Aim = From the passage on the automated teller's machine encryption below, extract word for word the part starting at "The automated teller's machine 1 of" and ending at "is mainly described.".

━━━━━ Source passage ━━━━━

If the main control unit 10 and cash input/output unit 50 were incorporated to remove a transmission line between them, data transmitted between the main control unit 10 and cash input/output unit 50 could be prevented from being tapped and altered. However, generally speaking, since the cash output control unit 51, cash input control unit 52 and safe 53 are independent units and the main control unit 10 is a circuit substrate on which a lot of ICs are mounted, it is difficult to incorporate the main control unit 10 and cash input/output unit 50. Thus, the existence of some kind of transmission line between the main control unit 10 and cash input/output unit 50 cannot be avoided, and as a result, there remains risk that data may be tapped. Specifically, if a tapping device is set inside the automated teller's machine, there is a possibility that data may be tapped and altered.

The automated teller's machine 1 of the present invention has solved the above-described problem by encrypting information used inside the machine. In other words, even if a tapping device is set inside the automated teller's machine 1, illegal transactions can be prevented from being performed.

The preferred embodiment of the automated teller's machine is described in detail below. Here, the configuration and operation related to a function to output cash according to a user's instruction is mainly described.

FIG. 3 shows the configuration of the encryption process unit 20 provided in the main control unit 10. The encryption process unit 20 can be implemented by software or by the combination of software and hardware.

A key storage unit 21 stores initial keys used in an encryption process. If the automated teller's machine 1 adopts a secret key cipher system, the key storage unit 21 stores both an initial key Kia, which is an initial key for the main control unit 10 and an initial key Kib, which is an initial key for the cash input/output unit 50. An update unit 22 updates the initial keys stored in the key storage unit 21 based on a parameter used inside the automated teller's machine 1.

An encrypting unit 23 encrypts control data generated by a control data generation unit 31 using the initial keys stored in the key storage unit 21. This encryption data are transmitted to the cash input/output unit 50. The encrypting unit 23 encrypts a random number transferred from the cash input/output unit 50 using the initial keys stored in the key storage unit 21 and returns the encrypted random number to the cash input/output unit 50. The “control data” are described in detail later.

A random number generation unit 24 generates a different random number each time mutual authorization is performed according to a predetermined algorithm. The random number generated by the random number generation unit 24 is transmitted to the cash input/output unit 50 and simultaneously is provided to an authorization unit 26. A decrypting unit 25 decrypts the encryption data transmitted from the cash input/output unit 50 using the initial keys stored in the key storage unit 21. This encryption data are obtained by encrypting the random number generated by the random number generation unit 24 in the cash input/output unit 50.

The authorization unit 26 compares the output of the random number generation unit 24 with the output of the decrypting unit 25 and judges whether the cash input/output unit 50 is legal. If the above-described two outputs match, the authorization unit 26 outputs information indicating that the cash input/output unit 50 is legal, and if the two outputs do not match, the authorization unit 26 outputs information indicating that the cash input/output unit 50 is illegal.

━━━━━ Stored data ━━━━━

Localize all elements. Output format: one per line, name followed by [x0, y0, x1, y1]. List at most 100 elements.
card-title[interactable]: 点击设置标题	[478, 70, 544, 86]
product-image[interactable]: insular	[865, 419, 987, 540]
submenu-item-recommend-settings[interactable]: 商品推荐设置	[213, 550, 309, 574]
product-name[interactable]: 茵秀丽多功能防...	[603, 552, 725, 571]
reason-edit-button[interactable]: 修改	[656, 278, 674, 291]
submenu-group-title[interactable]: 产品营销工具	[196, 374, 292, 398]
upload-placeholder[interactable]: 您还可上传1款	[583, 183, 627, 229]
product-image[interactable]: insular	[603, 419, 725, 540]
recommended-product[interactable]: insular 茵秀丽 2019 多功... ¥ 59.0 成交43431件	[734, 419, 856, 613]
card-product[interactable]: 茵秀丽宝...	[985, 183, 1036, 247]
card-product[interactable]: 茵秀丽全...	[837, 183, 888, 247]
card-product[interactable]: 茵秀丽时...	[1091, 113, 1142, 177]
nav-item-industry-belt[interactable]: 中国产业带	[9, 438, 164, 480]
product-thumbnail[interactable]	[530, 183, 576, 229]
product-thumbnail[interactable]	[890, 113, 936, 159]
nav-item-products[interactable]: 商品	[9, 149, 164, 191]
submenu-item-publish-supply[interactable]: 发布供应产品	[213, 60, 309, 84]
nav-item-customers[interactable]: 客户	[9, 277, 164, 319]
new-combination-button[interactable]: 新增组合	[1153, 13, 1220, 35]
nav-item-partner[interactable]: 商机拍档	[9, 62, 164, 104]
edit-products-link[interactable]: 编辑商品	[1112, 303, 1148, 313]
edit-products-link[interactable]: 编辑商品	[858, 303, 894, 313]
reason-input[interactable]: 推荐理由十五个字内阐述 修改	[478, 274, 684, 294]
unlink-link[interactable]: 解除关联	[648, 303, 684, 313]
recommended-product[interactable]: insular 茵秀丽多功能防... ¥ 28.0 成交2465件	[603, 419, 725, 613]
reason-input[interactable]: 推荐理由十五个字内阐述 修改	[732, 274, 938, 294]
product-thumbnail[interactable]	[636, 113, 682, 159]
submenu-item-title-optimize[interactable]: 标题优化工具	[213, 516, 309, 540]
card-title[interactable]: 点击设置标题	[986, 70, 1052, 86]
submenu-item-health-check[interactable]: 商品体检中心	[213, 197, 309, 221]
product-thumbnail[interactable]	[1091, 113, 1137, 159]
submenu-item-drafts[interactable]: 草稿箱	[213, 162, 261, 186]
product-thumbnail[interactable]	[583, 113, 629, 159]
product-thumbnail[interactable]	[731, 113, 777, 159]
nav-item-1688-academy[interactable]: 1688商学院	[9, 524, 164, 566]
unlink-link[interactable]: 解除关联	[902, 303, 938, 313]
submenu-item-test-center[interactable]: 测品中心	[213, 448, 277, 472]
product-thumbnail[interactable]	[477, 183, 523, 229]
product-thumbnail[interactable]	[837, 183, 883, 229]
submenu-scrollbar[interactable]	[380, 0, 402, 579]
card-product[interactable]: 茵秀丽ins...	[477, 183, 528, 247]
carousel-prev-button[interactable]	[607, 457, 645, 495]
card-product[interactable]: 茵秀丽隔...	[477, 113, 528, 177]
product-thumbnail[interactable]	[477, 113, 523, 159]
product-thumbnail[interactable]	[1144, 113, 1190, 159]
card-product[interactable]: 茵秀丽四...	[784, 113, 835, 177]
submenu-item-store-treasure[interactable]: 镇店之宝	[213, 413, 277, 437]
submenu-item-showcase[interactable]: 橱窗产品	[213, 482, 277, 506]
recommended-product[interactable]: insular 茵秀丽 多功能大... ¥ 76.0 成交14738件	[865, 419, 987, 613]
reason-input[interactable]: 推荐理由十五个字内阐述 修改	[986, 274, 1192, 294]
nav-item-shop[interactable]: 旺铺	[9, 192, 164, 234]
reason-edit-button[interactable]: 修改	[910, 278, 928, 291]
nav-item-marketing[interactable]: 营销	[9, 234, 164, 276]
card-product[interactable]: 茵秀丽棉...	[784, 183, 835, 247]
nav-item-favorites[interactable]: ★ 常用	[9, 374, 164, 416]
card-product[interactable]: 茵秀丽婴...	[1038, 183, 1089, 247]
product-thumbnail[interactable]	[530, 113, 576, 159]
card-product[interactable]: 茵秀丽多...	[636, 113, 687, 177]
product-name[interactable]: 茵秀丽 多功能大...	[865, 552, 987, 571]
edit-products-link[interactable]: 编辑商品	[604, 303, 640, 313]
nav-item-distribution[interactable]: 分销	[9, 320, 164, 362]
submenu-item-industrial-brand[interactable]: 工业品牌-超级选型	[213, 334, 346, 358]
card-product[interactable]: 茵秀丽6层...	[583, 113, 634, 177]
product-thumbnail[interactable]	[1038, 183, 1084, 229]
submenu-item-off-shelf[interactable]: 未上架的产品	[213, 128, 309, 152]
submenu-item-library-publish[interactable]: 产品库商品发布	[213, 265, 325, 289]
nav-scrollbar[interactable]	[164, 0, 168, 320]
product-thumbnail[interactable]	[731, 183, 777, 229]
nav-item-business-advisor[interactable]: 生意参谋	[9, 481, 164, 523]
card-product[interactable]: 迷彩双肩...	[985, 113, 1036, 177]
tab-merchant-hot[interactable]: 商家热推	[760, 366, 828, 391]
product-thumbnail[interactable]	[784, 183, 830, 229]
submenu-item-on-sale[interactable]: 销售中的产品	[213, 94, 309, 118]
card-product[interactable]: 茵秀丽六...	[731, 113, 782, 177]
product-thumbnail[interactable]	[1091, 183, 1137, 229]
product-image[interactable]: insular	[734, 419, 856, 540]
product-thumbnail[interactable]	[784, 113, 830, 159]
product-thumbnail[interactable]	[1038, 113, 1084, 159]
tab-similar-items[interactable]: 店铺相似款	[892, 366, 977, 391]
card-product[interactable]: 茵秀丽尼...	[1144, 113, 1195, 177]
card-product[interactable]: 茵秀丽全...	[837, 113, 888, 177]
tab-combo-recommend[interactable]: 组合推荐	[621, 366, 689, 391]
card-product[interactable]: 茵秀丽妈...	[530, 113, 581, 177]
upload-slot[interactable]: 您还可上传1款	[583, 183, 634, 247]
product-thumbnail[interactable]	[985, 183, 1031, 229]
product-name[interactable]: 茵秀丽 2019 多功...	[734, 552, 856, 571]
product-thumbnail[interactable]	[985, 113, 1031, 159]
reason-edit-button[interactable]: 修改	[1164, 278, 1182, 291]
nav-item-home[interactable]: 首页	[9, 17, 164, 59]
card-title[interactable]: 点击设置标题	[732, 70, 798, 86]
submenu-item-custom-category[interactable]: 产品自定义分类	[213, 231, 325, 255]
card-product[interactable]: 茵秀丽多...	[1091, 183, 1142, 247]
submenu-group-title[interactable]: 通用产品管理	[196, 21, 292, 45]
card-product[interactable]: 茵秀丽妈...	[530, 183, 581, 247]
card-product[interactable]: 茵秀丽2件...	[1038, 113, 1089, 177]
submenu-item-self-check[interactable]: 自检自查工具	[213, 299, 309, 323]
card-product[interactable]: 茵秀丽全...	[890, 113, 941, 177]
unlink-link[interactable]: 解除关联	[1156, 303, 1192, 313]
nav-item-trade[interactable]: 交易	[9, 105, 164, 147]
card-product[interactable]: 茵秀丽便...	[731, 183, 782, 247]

━━━━━

Solution to the problem =
The automated teller's machine 1 of the present invention has solved the above-described problem by encrypting information used inside the machine. In other words, even if a tapping device is set inside the automated teller's machine 1, illegal transactions can be prevented from being performed.

The preferred embodiment of the automated teller's machine is described in detail below. Here, the configuration and operation related to a function to output cash according to a user's instruction is mainly described.